● EXERCISE
The reply should reproduce every line of the data below word for word, minus any images.

● DATA UNDER STUDY
::::::
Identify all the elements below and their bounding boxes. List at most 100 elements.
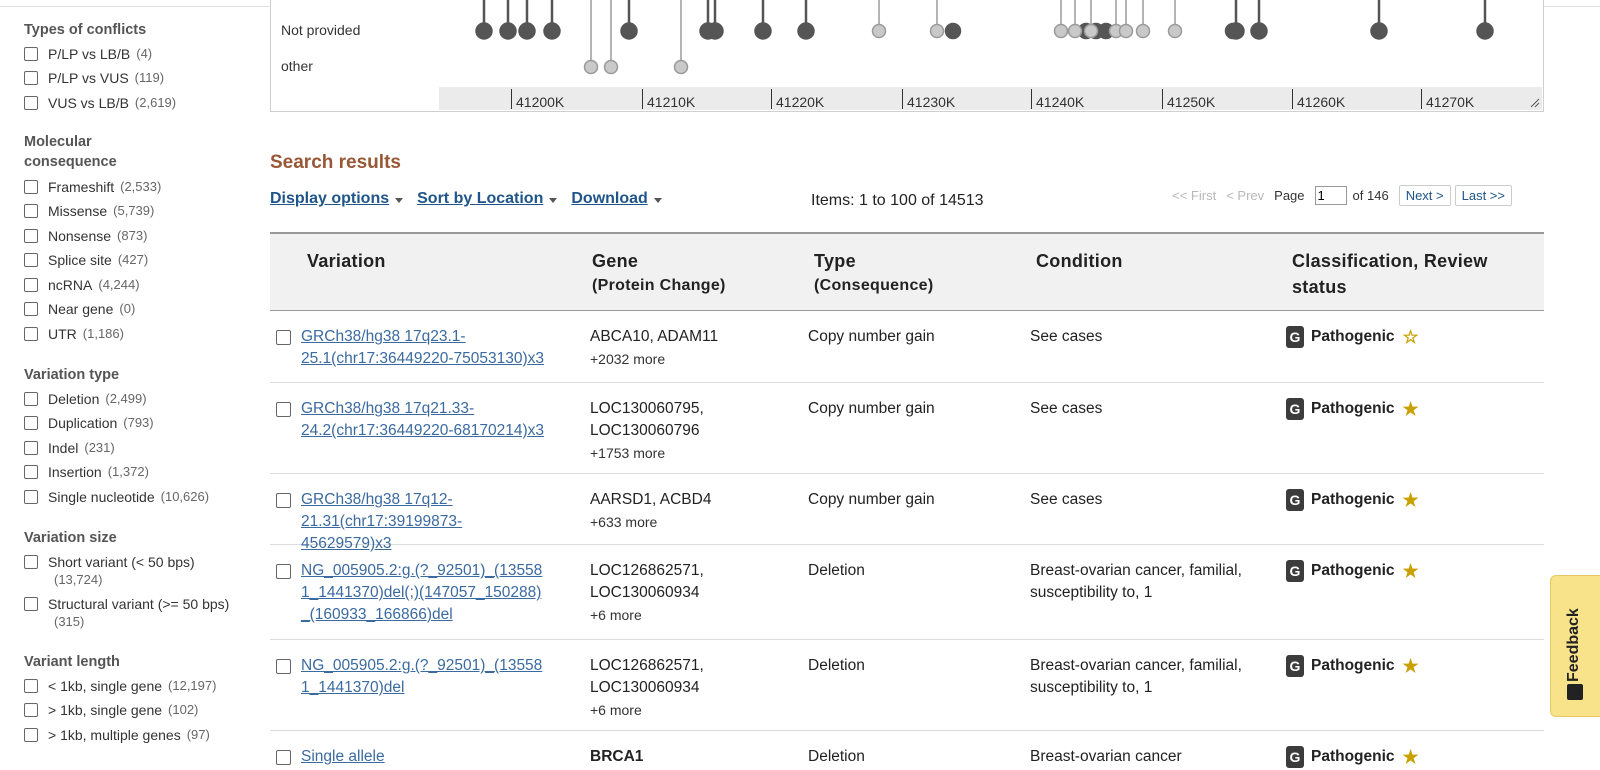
condition-cell[interactable]: Breast-ovarian cancer xyxy=(1030,746,1182,768)
checkbox[interactable] xyxy=(24,490,38,504)
checkbox[interactable] xyxy=(24,180,38,194)
facet-item[interactable]: P/LP vs VUS (119) xyxy=(24,69,164,87)
search-results-title: Search results xyxy=(270,152,401,173)
checkbox[interactable] xyxy=(24,441,38,455)
facet-label: Indel xyxy=(48,440,79,456)
row-checkbox[interactable] xyxy=(276,493,291,508)
facet-label: > 1kb, multiple genes xyxy=(48,727,181,743)
variation-link[interactable]: NG_005905.2:g.(?_92501)_(135581_1441370)… xyxy=(301,655,546,699)
facet-item[interactable]: Indel (231) xyxy=(24,439,115,457)
sort-by-menu[interactable]: Sort by Location xyxy=(417,190,558,208)
results-toolbar: Display options Sort by Location Downloa… xyxy=(270,190,662,208)
classification-cell: G Pathogenic ☆ xyxy=(1286,326,1419,348)
facet-item[interactable]: VUS vs LB/B (2,619) xyxy=(24,94,176,112)
facet-item[interactable]: Short variant (< 50 bps) (13,724) xyxy=(24,553,195,589)
facet-item[interactable]: ncRNA (4,244) xyxy=(24,276,140,294)
facet-item[interactable]: Nonsense (873) xyxy=(24,227,147,245)
display-options-label: Display options xyxy=(270,190,390,207)
variation-link[interactable]: GRCh38/hg38 17q23.1-25.1(chr17:36449220-… xyxy=(301,326,551,370)
facet-count: (873) xyxy=(117,228,148,243)
classification-cell: G Pathogenic ★ xyxy=(1286,489,1419,511)
variation-link[interactable]: GRCh38/hg38 17q21.33-24.2(chr17:36449220… xyxy=(301,398,551,442)
variant-lollipop-track[interactable] xyxy=(271,0,1543,86)
checkbox[interactable] xyxy=(24,597,38,611)
feedback-tab[interactable]: Feedback xyxy=(1550,575,1600,717)
checkbox[interactable] xyxy=(24,204,38,218)
facet-item[interactable]: Structural variant (>= 50 bps) (315) xyxy=(24,595,229,631)
row-checkbox[interactable] xyxy=(276,402,291,417)
more-genes[interactable]: +2032 more xyxy=(590,348,718,370)
facet-item[interactable]: Splice site (427) xyxy=(24,251,148,269)
star-filled-icon: ★ xyxy=(1402,490,1419,510)
checkbox[interactable] xyxy=(24,703,38,717)
checkbox[interactable] xyxy=(24,47,38,61)
ruler-tick: 41260K xyxy=(1292,89,1345,110)
resize-handle-icon[interactable] xyxy=(1530,98,1540,108)
germline-badge: G xyxy=(1286,489,1304,511)
row-checkbox[interactable] xyxy=(276,659,291,674)
column-header-type[interactable]: Type (Consequence) xyxy=(814,248,933,298)
facet-item[interactable]: > 1kb, multiple genes (97) xyxy=(24,726,210,744)
column-header-condition[interactable]: Condition xyxy=(1036,248,1123,274)
classification-cell: G Pathogenic ★ xyxy=(1286,746,1419,768)
checkbox[interactable] xyxy=(24,278,38,292)
checkbox[interactable] xyxy=(24,392,38,406)
facet-item[interactable]: Frameshift (2,533) xyxy=(24,178,161,196)
facet-item[interactable]: Insertion (1,372) xyxy=(24,463,149,481)
ruler-tick: 41270K xyxy=(1421,89,1474,110)
checkbox[interactable] xyxy=(24,229,38,243)
last-page-button[interactable]: Last >> xyxy=(1454,185,1512,206)
facet-item[interactable]: > 1kb, single gene (102) xyxy=(24,701,198,719)
next-page-button[interactable]: Next > xyxy=(1398,185,1451,206)
row-checkbox[interactable] xyxy=(276,564,291,579)
header-sublabel: (Protein Change) xyxy=(592,277,726,294)
condition-cell[interactable]: Breast-ovarian cancer, familial, suscept… xyxy=(1030,560,1260,604)
facet-item[interactable]: UTR (1,186) xyxy=(24,325,124,343)
sequence-track-viewer[interactable]: Not provided other 41200K 41210K 41220K … xyxy=(270,0,1544,112)
facet-item[interactable]: P/LP vs LB/B (4) xyxy=(24,45,152,63)
first-page-link[interactable]: << First xyxy=(1172,188,1216,203)
row-checkbox[interactable] xyxy=(276,330,291,345)
classification-cell: G Pathogenic ★ xyxy=(1286,398,1419,420)
checkbox[interactable] xyxy=(24,728,38,742)
facet-types-of-conflicts: Types of conflicts P/LP vs LB/B (4) P/LP … xyxy=(24,20,254,111)
condition-cell[interactable]: See cases xyxy=(1030,326,1102,348)
more-genes[interactable]: +6 more xyxy=(590,699,750,721)
condition-cell[interactable]: See cases xyxy=(1030,489,1102,511)
gene-cell[interactable]: BRCA1 xyxy=(590,746,643,768)
checkbox[interactable] xyxy=(24,679,38,693)
facet-item[interactable]: Near gene (0) xyxy=(24,300,135,318)
column-header-gene[interactable]: Gene (Protein Change) xyxy=(592,248,726,298)
facet-item[interactable]: Deletion (2,499) xyxy=(24,390,147,408)
more-genes[interactable]: +1753 more xyxy=(590,442,750,464)
checkbox[interactable] xyxy=(24,327,38,341)
row-checkbox[interactable] xyxy=(276,750,291,765)
prev-page-link[interactable]: < Prev xyxy=(1226,188,1264,203)
download-menu[interactable]: Download xyxy=(571,190,662,208)
germline-badge: G xyxy=(1286,326,1304,348)
condition-cell[interactable]: See cases xyxy=(1030,398,1102,420)
more-genes[interactable]: +6 more xyxy=(590,604,750,626)
checkbox[interactable] xyxy=(24,71,38,85)
facet-variant-length: Variant length < 1kb, single gene (12,197… xyxy=(24,652,254,743)
checkbox[interactable] xyxy=(24,96,38,110)
checkbox[interactable] xyxy=(24,465,38,479)
column-header-variation[interactable]: Variation xyxy=(307,248,386,274)
checkbox[interactable] xyxy=(24,253,38,267)
facet-item[interactable]: Duplication (793) xyxy=(24,414,154,432)
checkbox[interactable] xyxy=(24,416,38,430)
condition-cell[interactable]: Breast-ovarian cancer, familial, suscept… xyxy=(1030,655,1260,699)
facet-item[interactable]: Missense (5,739) xyxy=(24,202,154,220)
facet-item[interactable]: < 1kb, single gene (12,197) xyxy=(24,677,216,695)
facet-count: (13,724) xyxy=(54,572,103,587)
column-header-classification[interactable]: Classification, Review status xyxy=(1292,248,1522,300)
checkbox[interactable] xyxy=(24,302,38,316)
display-options-menu[interactable]: Display options xyxy=(270,190,404,208)
page-number-input[interactable] xyxy=(1314,186,1347,205)
more-genes[interactable]: +633 more xyxy=(590,511,711,533)
variation-link[interactable]: NG_005905.2:g.(?_92501)_(135581_1441370)… xyxy=(301,560,546,626)
facet-label: Structural variant (>= 50 bps) xyxy=(48,596,230,612)
checkbox[interactable] xyxy=(24,555,38,569)
facet-item[interactable]: Single nucleotide (10,626) xyxy=(24,488,209,506)
variation-link[interactable]: Single allele xyxy=(301,746,551,768)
::::::
● EXERCISE SOLUTION
Identify all the elements below and their bounding boxes. List at most 100 elements.
condition-cell[interactable]: Breast-ovarian cancer xyxy=(1030,746,1182,768)
checkbox[interactable] xyxy=(24,490,38,504)
checkbox[interactable] xyxy=(24,180,38,194)
facet-item[interactable]: P/LP vs VUS (119) xyxy=(24,69,164,87)
search-results-title: Search results xyxy=(270,152,401,173)
checkbox[interactable] xyxy=(24,441,38,455)
facet-label: Indel xyxy=(48,440,79,456)
row-checkbox[interactable] xyxy=(276,493,291,508)
facet-label: > 1kb, multiple genes xyxy=(48,727,181,743)
variation-link[interactable]: NG_005905.2:g.(?_92501)_(135581_1441370)… xyxy=(301,655,546,699)
facet-item[interactable]: Indel (231) xyxy=(24,439,115,457)
sort-by-menu[interactable]: Sort by Location xyxy=(417,190,558,208)
results-toolbar: Display options Sort by Location Downloa… xyxy=(270,190,662,208)
classification-cell: G Pathogenic ☆ xyxy=(1286,326,1419,348)
facet-item[interactable]: VUS vs LB/B (2,619) xyxy=(24,94,176,112)
facet-item[interactable]: Short variant (< 50 bps) (13,724) xyxy=(24,553,195,589)
facet-item[interactable]: ncRNA (4,244) xyxy=(24,276,140,294)
facet-item[interactable]: Nonsense (873) xyxy=(24,227,147,245)
display-options-label: Display options xyxy=(270,190,390,207)
variation-link[interactable]: GRCh38/hg38 17q23.1-25.1(chr17:36449220-… xyxy=(301,326,551,370)
facet-count: (873) xyxy=(117,228,148,243)
classification-cell: G Pathogenic ★ xyxy=(1286,489,1419,511)
variation-link[interactable]: GRCh38/hg38 17q21.33-24.2(chr17:36449220… xyxy=(301,398,551,442)
variant-lollipop-track[interactable] xyxy=(271,0,1543,86)
checkbox[interactable] xyxy=(24,597,38,611)
feedback-tab[interactable]: Feedback xyxy=(1550,575,1600,717)
checkbox[interactable] xyxy=(24,204,38,218)
facet-item[interactable]: Structural variant (>= 50 bps) (315) xyxy=(24,595,229,631)
row-checkbox[interactable] xyxy=(276,402,291,417)
more-genes[interactable]: +2032 more xyxy=(590,348,718,370)
facet-item[interactable]: Splice site (427) xyxy=(24,251,148,269)
star-filled-icon: ★ xyxy=(1402,490,1419,510)
checkbox[interactable] xyxy=(24,703,38,717)
checkbox[interactable] xyxy=(24,47,38,61)
ruler-tick: 41260K xyxy=(1292,89,1345,110)
resize-handle-icon[interactable] xyxy=(1530,98,1540,108)
germline-badge: G xyxy=(1286,489,1304,511)
row-checkbox[interactable] xyxy=(276,659,291,674)
column-header-type[interactable]: Type (Consequence) xyxy=(814,248,933,298)
facet-item[interactable]: > 1kb, multiple genes (97) xyxy=(24,726,210,744)
column-header-condition[interactable]: Condition xyxy=(1036,248,1123,274)
classification-cell: G Pathogenic ★ xyxy=(1286,746,1419,768)
checkbox[interactable] xyxy=(24,278,38,292)
checkbox[interactable] xyxy=(24,392,38,406)
facet-item[interactable]: Frameshift (2,533) xyxy=(24,178,161,196)
facet-item[interactable]: Insertion (1,372) xyxy=(24,463,149,481)
ruler-tick: 41270K xyxy=(1421,89,1474,110)
checkbox[interactable] xyxy=(24,229,38,243)
last-page-button[interactable]: Last >> xyxy=(1454,185,1512,206)
facet-item[interactable]: > 1kb, single gene (102) xyxy=(24,701,198,719)
next-page-button[interactable]: Next > xyxy=(1398,185,1451,206)
row-checkbox[interactable] xyxy=(276,564,291,579)
header-sublabel: (Protein Change) xyxy=(592,277,726,294)
condition-cell[interactable]: Breast-ovarian cancer, familial, suscept… xyxy=(1030,560,1260,604)
facet-item[interactable]: UTR (1,186) xyxy=(24,325,124,343)
sequence-track-viewer[interactable]: Not provided other 41200K 41210K 41220K … xyxy=(270,0,1544,112)
facet-item[interactable]: P/LP vs LB/B (4) xyxy=(24,45,152,63)
first-page-link[interactable]: << First xyxy=(1172,188,1216,203)
row-checkbox[interactable] xyxy=(276,330,291,345)
classification-cell: G Pathogenic ★ xyxy=(1286,398,1419,420)
checkbox[interactable] xyxy=(24,728,38,742)
facet-types-of-conflicts: Types of conflicts P/LP vs LB/B (4) P/LP … xyxy=(24,20,254,111)
condition-cell[interactable]: See cases xyxy=(1030,326,1102,348)
more-genes[interactable]: +6 more xyxy=(590,699,750,721)
condition-cell[interactable]: See cases xyxy=(1030,489,1102,511)
gene-cell[interactable]: BRCA1 xyxy=(590,746,643,768)
checkbox[interactable] xyxy=(24,679,38,693)
facet-item[interactable]: Near gene (0) xyxy=(24,300,135,318)
column-header-gene[interactable]: Gene (Protein Change) xyxy=(592,248,726,298)
facet-item[interactable]: Deletion (2,499) xyxy=(24,390,147,408)
more-genes[interactable]: +1753 more xyxy=(590,442,750,464)
checkbox[interactable] xyxy=(24,327,38,341)
row-checkbox[interactable] xyxy=(276,750,291,765)
prev-page-link[interactable]: < Prev xyxy=(1226,188,1264,203)
download-menu[interactable]: Download xyxy=(571,190,662,208)
germline-badge: G xyxy=(1286,326,1304,348)
condition-cell[interactable]: See cases xyxy=(1030,398,1102,420)
more-genes[interactable]: +6 more xyxy=(590,604,750,626)
checkbox[interactable] xyxy=(24,71,38,85)
facet-variant-length: Variant length < 1kb, single gene (12,197… xyxy=(24,652,254,743)
checkbox[interactable] xyxy=(24,96,38,110)
checkbox[interactable] xyxy=(24,465,38,479)
column-header-variation[interactable]: Variation xyxy=(307,248,386,274)
checkbox[interactable] xyxy=(24,253,38,267)
facet-item[interactable]: Duplication (793) xyxy=(24,414,154,432)
checkbox[interactable] xyxy=(24,416,38,430)
condition-cell[interactable]: Breast-ovarian cancer, familial, suscept… xyxy=(1030,655,1260,699)
facet-item[interactable]: Missense (5,739) xyxy=(24,202,154,220)
facet-item[interactable]: < 1kb, single gene (12,197) xyxy=(24,677,216,695)
facet-count: (13,724) xyxy=(54,572,103,587)
column-header-classification[interactable]: Classification, Review status xyxy=(1292,248,1522,300)
checkbox[interactable] xyxy=(24,302,38,316)
display-options-menu[interactable]: Display options xyxy=(270,190,404,208)
page-number-input[interactable] xyxy=(1314,186,1347,205)
more-genes[interactable]: +633 more xyxy=(590,511,711,533)
variation-link[interactable]: NG_005905.2:g.(?_92501)_(135581_1441370)… xyxy=(301,560,546,626)
facet-label: Structural variant (>= 50 bps) xyxy=(48,596,230,612)
checkbox[interactable] xyxy=(24,555,38,569)
facet-item[interactable]: Single nucleotide (10,626) xyxy=(24,488,209,506)
variation-link[interactable]: Single allele xyxy=(301,746,551,768)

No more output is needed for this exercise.